(Data for the task)

::::::::::

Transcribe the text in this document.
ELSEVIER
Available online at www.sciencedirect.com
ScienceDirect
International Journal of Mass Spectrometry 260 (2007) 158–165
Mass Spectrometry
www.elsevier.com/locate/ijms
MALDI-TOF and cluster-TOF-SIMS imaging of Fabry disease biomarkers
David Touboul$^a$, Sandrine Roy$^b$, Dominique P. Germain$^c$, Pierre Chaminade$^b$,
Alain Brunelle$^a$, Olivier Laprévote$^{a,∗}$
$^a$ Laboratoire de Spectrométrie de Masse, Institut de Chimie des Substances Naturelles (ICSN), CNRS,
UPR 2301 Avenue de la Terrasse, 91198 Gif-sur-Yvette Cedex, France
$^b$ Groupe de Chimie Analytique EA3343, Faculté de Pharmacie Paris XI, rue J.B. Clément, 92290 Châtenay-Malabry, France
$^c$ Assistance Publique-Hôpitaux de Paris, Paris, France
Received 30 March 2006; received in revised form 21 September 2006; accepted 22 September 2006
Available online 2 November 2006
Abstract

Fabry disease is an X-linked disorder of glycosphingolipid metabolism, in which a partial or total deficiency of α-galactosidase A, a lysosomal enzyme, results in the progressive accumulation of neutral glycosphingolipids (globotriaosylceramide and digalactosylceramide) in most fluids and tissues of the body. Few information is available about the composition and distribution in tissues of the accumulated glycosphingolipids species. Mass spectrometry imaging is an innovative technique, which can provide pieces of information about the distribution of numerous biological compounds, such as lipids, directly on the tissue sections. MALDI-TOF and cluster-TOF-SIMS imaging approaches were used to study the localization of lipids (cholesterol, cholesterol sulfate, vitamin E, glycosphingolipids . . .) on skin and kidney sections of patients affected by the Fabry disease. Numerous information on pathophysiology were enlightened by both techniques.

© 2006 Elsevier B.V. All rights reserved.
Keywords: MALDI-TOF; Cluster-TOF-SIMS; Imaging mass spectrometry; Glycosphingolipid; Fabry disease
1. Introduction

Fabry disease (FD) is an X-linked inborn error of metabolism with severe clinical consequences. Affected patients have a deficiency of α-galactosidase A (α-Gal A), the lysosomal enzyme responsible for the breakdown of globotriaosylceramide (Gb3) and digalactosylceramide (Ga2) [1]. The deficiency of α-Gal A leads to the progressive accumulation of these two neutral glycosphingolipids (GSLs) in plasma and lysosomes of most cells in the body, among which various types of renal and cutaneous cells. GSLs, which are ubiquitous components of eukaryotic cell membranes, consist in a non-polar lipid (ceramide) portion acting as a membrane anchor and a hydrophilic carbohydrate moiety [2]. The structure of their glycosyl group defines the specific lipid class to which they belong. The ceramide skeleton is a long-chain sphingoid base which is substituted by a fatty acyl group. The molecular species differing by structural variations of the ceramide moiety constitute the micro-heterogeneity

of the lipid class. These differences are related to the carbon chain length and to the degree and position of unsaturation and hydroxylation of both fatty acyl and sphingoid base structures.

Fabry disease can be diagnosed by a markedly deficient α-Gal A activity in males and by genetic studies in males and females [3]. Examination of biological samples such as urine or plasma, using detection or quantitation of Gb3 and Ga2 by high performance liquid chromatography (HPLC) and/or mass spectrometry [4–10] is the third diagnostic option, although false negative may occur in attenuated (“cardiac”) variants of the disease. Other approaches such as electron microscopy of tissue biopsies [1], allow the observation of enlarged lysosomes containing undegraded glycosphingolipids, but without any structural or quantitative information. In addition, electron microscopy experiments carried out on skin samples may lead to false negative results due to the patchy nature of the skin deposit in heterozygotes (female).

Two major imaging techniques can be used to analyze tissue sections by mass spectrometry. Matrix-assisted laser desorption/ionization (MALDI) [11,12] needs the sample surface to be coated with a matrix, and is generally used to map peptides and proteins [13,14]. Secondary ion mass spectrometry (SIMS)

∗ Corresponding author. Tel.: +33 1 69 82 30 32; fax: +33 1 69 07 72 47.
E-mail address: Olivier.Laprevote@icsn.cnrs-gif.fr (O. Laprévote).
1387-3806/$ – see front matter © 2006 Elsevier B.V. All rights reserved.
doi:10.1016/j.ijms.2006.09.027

::::::::::

(What is required) Wherever a line of the records above contains the string "skin", copy that line out.

(Answer to this exercise)
Fabry disease is an X-linked disorder of glycosphingolipid metabolism, in which a partial or total deficiency of α-galactosidase A, a lysosomal enzyme, results in the progressive accumulation of neutral glycosphingolipids (globotriaosylceramide and digalactosylceramide) in most fluids and tissues of the body. Few information is available about the composition and distribution in tissues of the accumulated glycosphingolipids species. Mass spectrometry imaging is an innovative technique, which can provide pieces of information about the distribution of numerous biological compounds, such as lipids, directly on the tissue sections. MALDI-TOF and cluster-TOF-SIMS imaging approaches were used to study the localization of lipids (cholesterol, cholesterol sulfate, vitamin E, glycosphingolipids . . .) on skin and kidney sections of patients affected by the Fabry disease. Numerous information on pathophysiology were enlightened by both techniques.
Fabry disease can be diagnosed by a markedly deficient α-Gal A activity in males and by genetic studies in males and females [3]. Examination of biological samples such as urine or plasma, using detection or quantitation of Gb3 and Ga2 by high performance liquid chromatography (HPLC) and/or mass spectrometry [4–10] is the third diagnostic option, although false negative may occur in attenuated (“cardiac”) variants of the disease. Other approaches such as electron microscopy of tissue biopsies [1], allow the observation of enlarged lysosomes containing undegraded glycosphingolipids, but without any structural or quantitative information. In addition, electron microscopy experiments carried out on skin samples may lead to false negative results due to the patchy nature of the skin deposit in heterozygotes (female).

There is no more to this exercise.